Scan the records below. List lines holding "MATLAB".
---------------
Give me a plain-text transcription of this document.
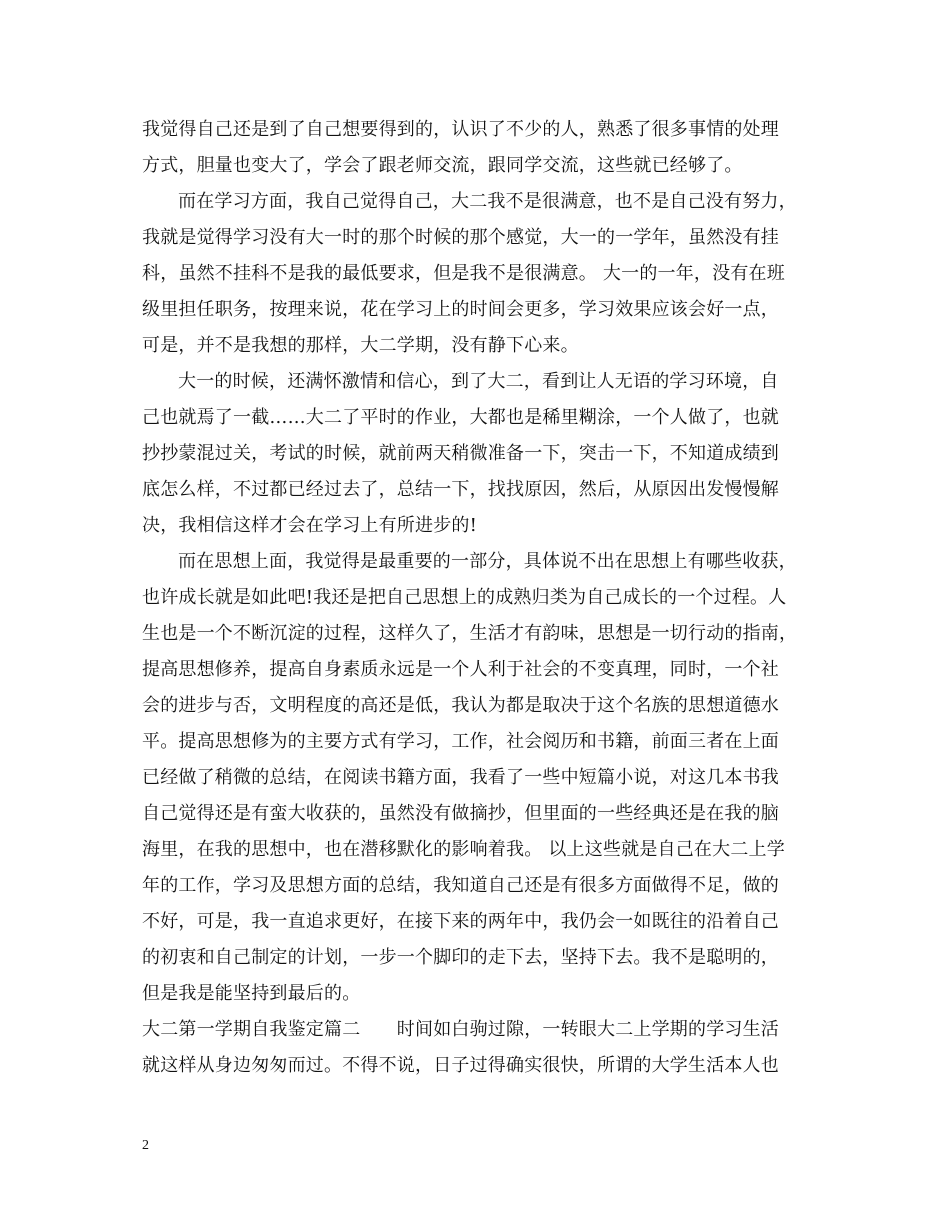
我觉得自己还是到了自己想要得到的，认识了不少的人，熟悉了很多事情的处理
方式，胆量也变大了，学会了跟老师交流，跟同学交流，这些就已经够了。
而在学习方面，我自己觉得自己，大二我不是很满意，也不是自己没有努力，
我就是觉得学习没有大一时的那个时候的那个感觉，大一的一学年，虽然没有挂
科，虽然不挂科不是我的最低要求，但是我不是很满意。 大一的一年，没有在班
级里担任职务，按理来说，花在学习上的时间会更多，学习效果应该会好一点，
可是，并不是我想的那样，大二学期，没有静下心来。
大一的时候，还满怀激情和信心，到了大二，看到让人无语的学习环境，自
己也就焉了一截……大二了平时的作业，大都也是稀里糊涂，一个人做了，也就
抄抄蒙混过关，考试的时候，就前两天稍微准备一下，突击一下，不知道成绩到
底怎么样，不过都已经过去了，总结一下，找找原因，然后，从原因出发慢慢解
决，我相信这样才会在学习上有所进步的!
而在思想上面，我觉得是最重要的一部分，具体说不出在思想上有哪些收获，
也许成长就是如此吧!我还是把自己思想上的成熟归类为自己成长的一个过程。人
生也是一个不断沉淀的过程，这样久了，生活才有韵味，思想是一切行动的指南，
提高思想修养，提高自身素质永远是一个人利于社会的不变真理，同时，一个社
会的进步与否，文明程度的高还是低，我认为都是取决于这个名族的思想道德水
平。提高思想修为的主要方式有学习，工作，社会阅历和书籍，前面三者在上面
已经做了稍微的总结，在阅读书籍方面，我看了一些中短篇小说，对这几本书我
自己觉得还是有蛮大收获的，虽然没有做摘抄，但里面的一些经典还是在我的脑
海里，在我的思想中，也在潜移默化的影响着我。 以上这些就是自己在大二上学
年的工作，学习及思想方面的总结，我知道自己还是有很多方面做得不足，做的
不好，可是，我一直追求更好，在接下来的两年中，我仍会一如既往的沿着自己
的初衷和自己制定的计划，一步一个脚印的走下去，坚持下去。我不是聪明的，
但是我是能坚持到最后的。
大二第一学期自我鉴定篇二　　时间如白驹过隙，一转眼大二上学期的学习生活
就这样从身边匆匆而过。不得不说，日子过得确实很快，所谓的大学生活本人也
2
---------------
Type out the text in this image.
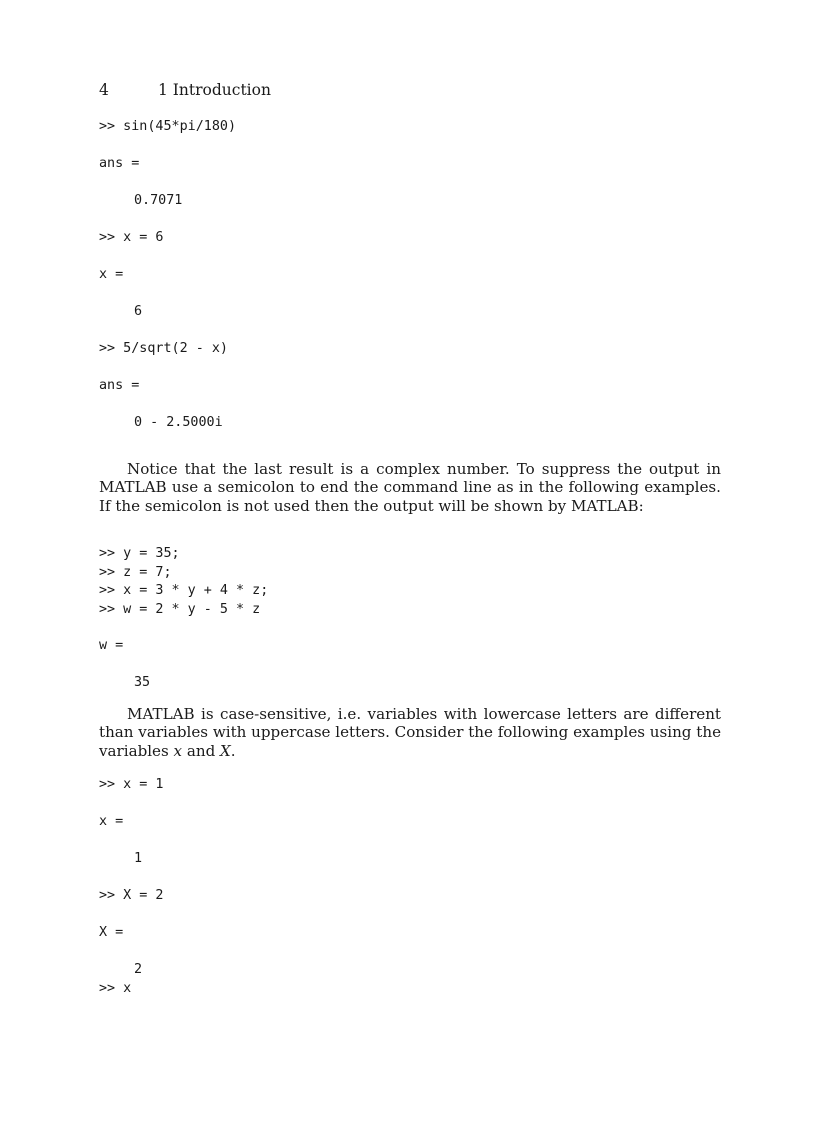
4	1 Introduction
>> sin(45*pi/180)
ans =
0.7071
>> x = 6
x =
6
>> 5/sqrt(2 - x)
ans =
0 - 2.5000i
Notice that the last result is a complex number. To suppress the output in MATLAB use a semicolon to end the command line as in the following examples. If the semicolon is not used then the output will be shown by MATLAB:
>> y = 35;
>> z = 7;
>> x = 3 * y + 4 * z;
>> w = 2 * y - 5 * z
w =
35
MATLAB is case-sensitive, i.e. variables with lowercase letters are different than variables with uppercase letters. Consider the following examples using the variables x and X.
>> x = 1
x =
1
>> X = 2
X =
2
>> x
---------------
### REPLY
Notice that the last result is a complex number. To suppress the output in MATLAB use a semicolon to end the command line as in the following examples. If the semicolon is not used then the output will be shown by MATLAB:
MATLAB is case-sensitive, i.e. variables with lowercase letters are different than variables with uppercase letters. Consider the following examples using the variables x and X.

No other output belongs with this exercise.